#### [THE REQUEST]
Output every line of the data exactly as it appears.

#### [RECORD EXTRACTS]
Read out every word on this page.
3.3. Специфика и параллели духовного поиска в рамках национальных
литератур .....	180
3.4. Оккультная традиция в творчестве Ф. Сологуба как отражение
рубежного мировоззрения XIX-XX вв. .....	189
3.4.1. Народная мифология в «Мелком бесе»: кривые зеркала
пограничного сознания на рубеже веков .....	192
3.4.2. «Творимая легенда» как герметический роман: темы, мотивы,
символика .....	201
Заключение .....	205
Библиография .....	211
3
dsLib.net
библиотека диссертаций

#### [EXERCISE SOLUTION]
Read out every word on this page.
3.3. Специфика и параллели духовного поиска в рамках национальных
литератур .....	180
3.4. Оккультная традиция в творчестве Ф. Сологуба как отражение
рубежного мировоззрения XIX-XX вв. .....	189
3.4.1. Народная мифология в «Мелком бесе»: кривые зеркала
пограничного сознания на рубеже веков .....	192
3.4.2. «Творимая легенда» как герметический роман: темы, мотивы,
символика .....	201
Заключение .....	205
Библиография .....	211
3
dsLib.net
библиотека диссертаций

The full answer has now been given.